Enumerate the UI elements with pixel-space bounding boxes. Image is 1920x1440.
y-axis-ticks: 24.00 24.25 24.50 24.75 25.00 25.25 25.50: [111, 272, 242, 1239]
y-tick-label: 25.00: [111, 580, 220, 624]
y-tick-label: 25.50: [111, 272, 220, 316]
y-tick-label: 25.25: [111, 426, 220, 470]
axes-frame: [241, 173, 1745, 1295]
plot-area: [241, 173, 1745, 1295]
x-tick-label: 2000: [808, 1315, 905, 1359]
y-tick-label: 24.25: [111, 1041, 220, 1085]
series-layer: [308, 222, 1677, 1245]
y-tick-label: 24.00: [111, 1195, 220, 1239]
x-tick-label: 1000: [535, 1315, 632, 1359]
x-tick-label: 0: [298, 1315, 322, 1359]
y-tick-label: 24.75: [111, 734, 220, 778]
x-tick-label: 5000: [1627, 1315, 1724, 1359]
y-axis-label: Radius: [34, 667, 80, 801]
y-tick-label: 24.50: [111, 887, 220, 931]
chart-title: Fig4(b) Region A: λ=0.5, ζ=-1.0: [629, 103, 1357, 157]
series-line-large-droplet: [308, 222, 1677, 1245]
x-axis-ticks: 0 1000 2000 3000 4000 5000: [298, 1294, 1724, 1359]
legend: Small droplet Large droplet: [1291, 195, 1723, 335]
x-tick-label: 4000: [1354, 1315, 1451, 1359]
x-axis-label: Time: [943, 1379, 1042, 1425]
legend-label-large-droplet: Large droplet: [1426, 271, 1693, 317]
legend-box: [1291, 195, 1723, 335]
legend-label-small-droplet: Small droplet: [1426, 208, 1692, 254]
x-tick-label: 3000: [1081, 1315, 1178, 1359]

## WHAT IS BEING ASKED
Copy all of the material above, line for line, with no changes.

## ANSWER IN FULL
Enumerate the UI elements with pixel-space bounding boxes. Image is 1920x1440.
y-axis-ticks: 24.00 24.25 24.50 24.75 25.00 25.25 25.50: [111, 272, 242, 1239]
y-tick-label: 25.00: [111, 580, 220, 624]
y-tick-label: 25.50: [111, 272, 220, 316]
y-tick-label: 25.25: [111, 426, 220, 470]
axes-frame: [241, 173, 1745, 1295]
plot-area: [241, 173, 1745, 1295]
x-tick-label: 2000: [808, 1315, 905, 1359]
y-tick-label: 24.25: [111, 1041, 220, 1085]
series-layer: [308, 222, 1677, 1245]
y-tick-label: 24.00: [111, 1195, 220, 1239]
x-tick-label: 1000: [535, 1315, 632, 1359]
x-tick-label: 0: [298, 1315, 322, 1359]
y-tick-label: 24.75: [111, 734, 220, 778]
x-tick-label: 5000: [1627, 1315, 1724, 1359]
y-axis-label: Radius: [34, 667, 80, 801]
y-tick-label: 24.50: [111, 887, 220, 931]
chart-title: Fig4(b) Region A: λ=0.5, ζ=-1.0: [629, 103, 1357, 157]
series-line-large-droplet: [308, 222, 1677, 1245]
x-axis-ticks: 0 1000 2000 3000 4000 5000: [298, 1294, 1724, 1359]
legend: Small droplet Large droplet: [1291, 195, 1723, 335]
x-tick-label: 4000: [1354, 1315, 1451, 1359]
x-axis-label: Time: [943, 1379, 1042, 1425]
legend-label-large-droplet: Large droplet: [1426, 271, 1693, 317]
legend-box: [1291, 195, 1723, 335]
legend-label-small-droplet: Small droplet: [1426, 208, 1692, 254]
x-tick-label: 3000: [1081, 1315, 1178, 1359]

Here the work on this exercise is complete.